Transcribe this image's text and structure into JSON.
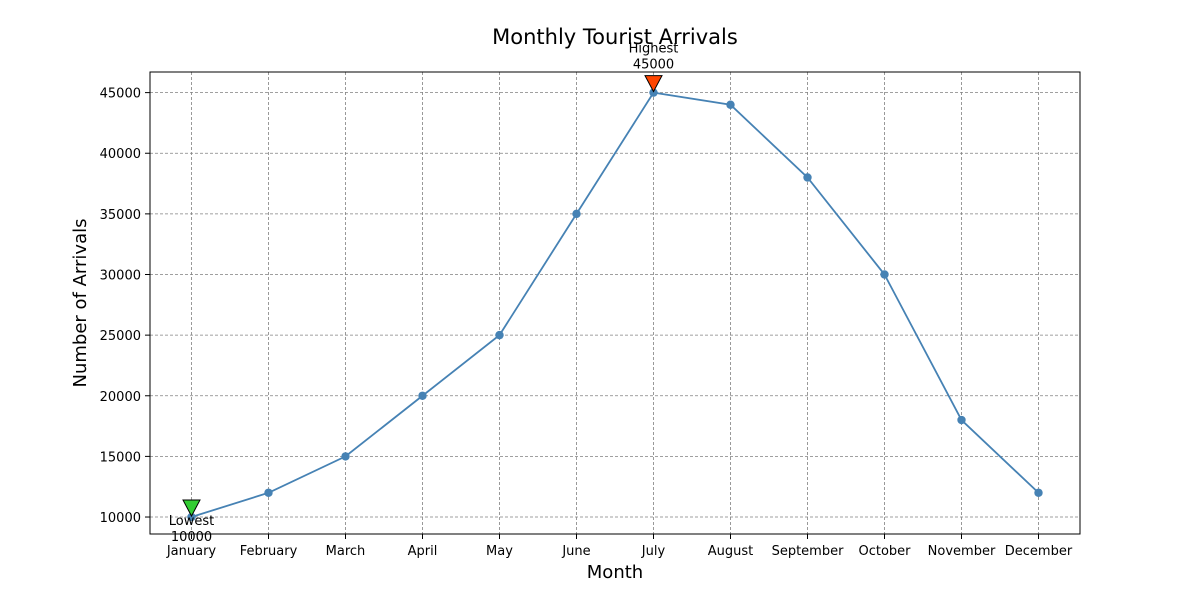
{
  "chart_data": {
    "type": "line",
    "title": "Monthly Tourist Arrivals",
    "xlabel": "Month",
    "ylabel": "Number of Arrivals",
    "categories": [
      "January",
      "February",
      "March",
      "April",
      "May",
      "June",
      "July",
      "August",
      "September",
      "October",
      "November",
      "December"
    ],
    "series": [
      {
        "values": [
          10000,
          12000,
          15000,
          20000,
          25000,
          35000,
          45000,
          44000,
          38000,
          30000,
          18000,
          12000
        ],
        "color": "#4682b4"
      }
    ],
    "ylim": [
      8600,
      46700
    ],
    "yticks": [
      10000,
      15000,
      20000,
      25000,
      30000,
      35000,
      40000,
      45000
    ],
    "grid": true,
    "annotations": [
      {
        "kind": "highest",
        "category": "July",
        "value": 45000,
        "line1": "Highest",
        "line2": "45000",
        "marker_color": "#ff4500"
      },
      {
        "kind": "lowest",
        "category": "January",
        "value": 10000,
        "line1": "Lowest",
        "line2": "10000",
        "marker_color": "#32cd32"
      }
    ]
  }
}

■ **Exercise goal**
In the records above, find each line with the word "Arrivals" and copy it.

■ **Written reply**
    "title": "Monthly Tourist Arrivals",
    "ylabel": "Number of Arrivals",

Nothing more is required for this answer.